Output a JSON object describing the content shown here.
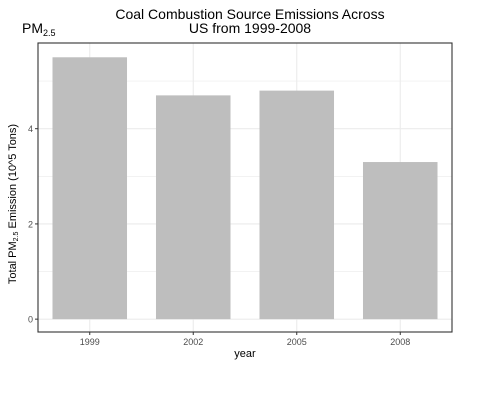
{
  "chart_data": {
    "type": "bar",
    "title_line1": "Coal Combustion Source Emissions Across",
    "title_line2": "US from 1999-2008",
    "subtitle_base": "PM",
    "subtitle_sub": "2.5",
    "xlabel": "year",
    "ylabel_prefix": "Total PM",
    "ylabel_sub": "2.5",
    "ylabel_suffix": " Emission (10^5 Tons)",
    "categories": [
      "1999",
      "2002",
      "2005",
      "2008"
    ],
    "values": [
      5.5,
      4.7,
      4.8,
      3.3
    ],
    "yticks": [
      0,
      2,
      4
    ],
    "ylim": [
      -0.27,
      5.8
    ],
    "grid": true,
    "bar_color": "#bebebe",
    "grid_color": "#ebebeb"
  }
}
============================================================
> [EXERCISE GOAL]: Print the listing above in full, exactly as written. Omit any pictures.

> [OUTPUT OF THE EXERCISE]:
Output a JSON object describing the content shown here.
{
  "chart_data": {
    "type": "bar",
    "title_line1": "Coal Combustion Source Emissions Across",
    "title_line2": "US from 1999-2008",
    "subtitle_base": "PM",
    "subtitle_sub": "2.5",
    "xlabel": "year",
    "ylabel_prefix": "Total PM",
    "ylabel_sub": "2.5",
    "ylabel_suffix": " Emission (10^5 Tons)",
    "categories": [
      "1999",
      "2002",
      "2005",
      "2008"
    ],
    "values": [
      5.5,
      4.7,
      4.8,
      3.3
    ],
    "yticks": [
      0,
      2,
      4
    ],
    "ylim": [
      -0.27,
      5.8
    ],
    "grid": true,
    "bar_color": "#bebebe",
    "grid_color": "#ebebeb"
  }
}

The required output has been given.